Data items
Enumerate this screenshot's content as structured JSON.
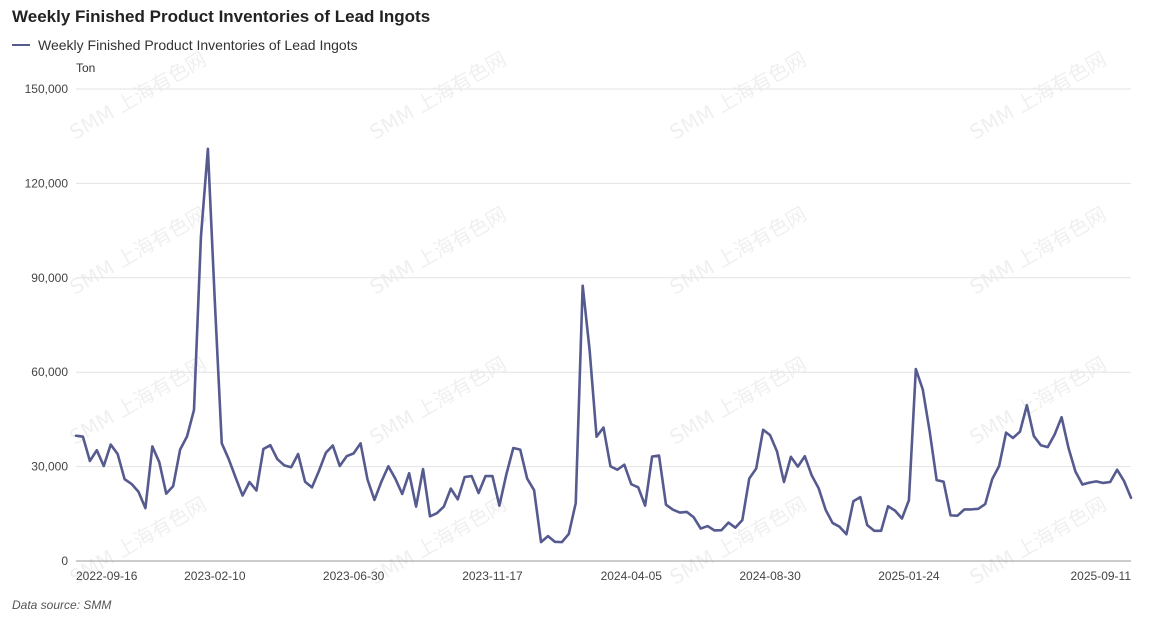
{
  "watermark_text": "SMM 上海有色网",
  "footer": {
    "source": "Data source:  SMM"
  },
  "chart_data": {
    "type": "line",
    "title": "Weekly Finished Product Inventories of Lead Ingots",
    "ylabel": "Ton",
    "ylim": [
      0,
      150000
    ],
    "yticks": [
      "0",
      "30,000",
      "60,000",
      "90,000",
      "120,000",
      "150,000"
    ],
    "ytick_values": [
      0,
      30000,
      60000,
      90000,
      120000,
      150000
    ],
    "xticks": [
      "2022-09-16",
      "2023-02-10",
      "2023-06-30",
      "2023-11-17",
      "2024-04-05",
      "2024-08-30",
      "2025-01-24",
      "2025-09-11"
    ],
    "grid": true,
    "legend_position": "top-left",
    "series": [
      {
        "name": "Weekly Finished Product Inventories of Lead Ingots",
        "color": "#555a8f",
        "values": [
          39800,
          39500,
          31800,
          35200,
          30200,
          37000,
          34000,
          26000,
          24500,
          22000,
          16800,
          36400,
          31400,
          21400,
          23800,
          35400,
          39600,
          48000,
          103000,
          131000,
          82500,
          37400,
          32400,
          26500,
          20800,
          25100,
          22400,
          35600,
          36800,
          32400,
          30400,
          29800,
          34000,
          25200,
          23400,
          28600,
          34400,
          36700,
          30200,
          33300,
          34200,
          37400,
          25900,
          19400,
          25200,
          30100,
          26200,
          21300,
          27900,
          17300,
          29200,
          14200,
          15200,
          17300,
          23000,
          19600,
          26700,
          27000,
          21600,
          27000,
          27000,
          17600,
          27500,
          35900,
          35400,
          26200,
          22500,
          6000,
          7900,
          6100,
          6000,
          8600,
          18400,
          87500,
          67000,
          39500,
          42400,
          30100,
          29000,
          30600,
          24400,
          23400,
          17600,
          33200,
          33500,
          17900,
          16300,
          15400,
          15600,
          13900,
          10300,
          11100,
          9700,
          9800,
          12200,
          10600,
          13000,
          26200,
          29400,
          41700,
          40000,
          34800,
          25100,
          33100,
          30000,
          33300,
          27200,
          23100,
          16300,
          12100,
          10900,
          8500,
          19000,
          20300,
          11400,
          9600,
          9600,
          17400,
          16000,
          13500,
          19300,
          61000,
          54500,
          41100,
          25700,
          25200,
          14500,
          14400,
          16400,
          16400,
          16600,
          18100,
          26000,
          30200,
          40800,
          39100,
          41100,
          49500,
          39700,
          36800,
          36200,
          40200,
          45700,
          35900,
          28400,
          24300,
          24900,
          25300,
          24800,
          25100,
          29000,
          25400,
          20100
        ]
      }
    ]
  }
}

#### [Exercise task]
All of the entries above should be duplicated exactly, except for the pictures.

#### [Task response]
Enumerate this screenshot's content as structured JSON.
{
  "watermark_text": "SMM 上海有色网",
  "footer": {
    "source": "Data source:  SMM"
  },
  "chart_data": {
    "type": "line",
    "title": "Weekly Finished Product Inventories of Lead Ingots",
    "ylabel": "Ton",
    "ylim": [
      0,
      150000
    ],
    "yticks": [
      "0",
      "30,000",
      "60,000",
      "90,000",
      "120,000",
      "150,000"
    ],
    "ytick_values": [
      0,
      30000,
      60000,
      90000,
      120000,
      150000
    ],
    "xticks": [
      "2022-09-16",
      "2023-02-10",
      "2023-06-30",
      "2023-11-17",
      "2024-04-05",
      "2024-08-30",
      "2025-01-24",
      "2025-09-11"
    ],
    "grid": true,
    "legend_position": "top-left",
    "series": [
      {
        "name": "Weekly Finished Product Inventories of Lead Ingots",
        "color": "#555a8f",
        "values": [
          39800,
          39500,
          31800,
          35200,
          30200,
          37000,
          34000,
          26000,
          24500,
          22000,
          16800,
          36400,
          31400,
          21400,
          23800,
          35400,
          39600,
          48000,
          103000,
          131000,
          82500,
          37400,
          32400,
          26500,
          20800,
          25100,
          22400,
          35600,
          36800,
          32400,
          30400,
          29800,
          34000,
          25200,
          23400,
          28600,
          34400,
          36700,
          30200,
          33300,
          34200,
          37400,
          25900,
          19400,
          25200,
          30100,
          26200,
          21300,
          27900,
          17300,
          29200,
          14200,
          15200,
          17300,
          23000,
          19600,
          26700,
          27000,
          21600,
          27000,
          27000,
          17600,
          27500,
          35900,
          35400,
          26200,
          22500,
          6000,
          7900,
          6100,
          6000,
          8600,
          18400,
          87500,
          67000,
          39500,
          42400,
          30100,
          29000,
          30600,
          24400,
          23400,
          17600,
          33200,
          33500,
          17900,
          16300,
          15400,
          15600,
          13900,
          10300,
          11100,
          9700,
          9800,
          12200,
          10600,
          13000,
          26200,
          29400,
          41700,
          40000,
          34800,
          25100,
          33100,
          30000,
          33300,
          27200,
          23100,
          16300,
          12100,
          10900,
          8500,
          19000,
          20300,
          11400,
          9600,
          9600,
          17400,
          16000,
          13500,
          19300,
          61000,
          54500,
          41100,
          25700,
          25200,
          14500,
          14400,
          16400,
          16400,
          16600,
          18100,
          26000,
          30200,
          40800,
          39100,
          41100,
          49500,
          39700,
          36800,
          36200,
          40200,
          45700,
          35900,
          28400,
          24300,
          24900,
          25300,
          24800,
          25100,
          29000,
          25400,
          20100
        ]
      }
    ]
  }
}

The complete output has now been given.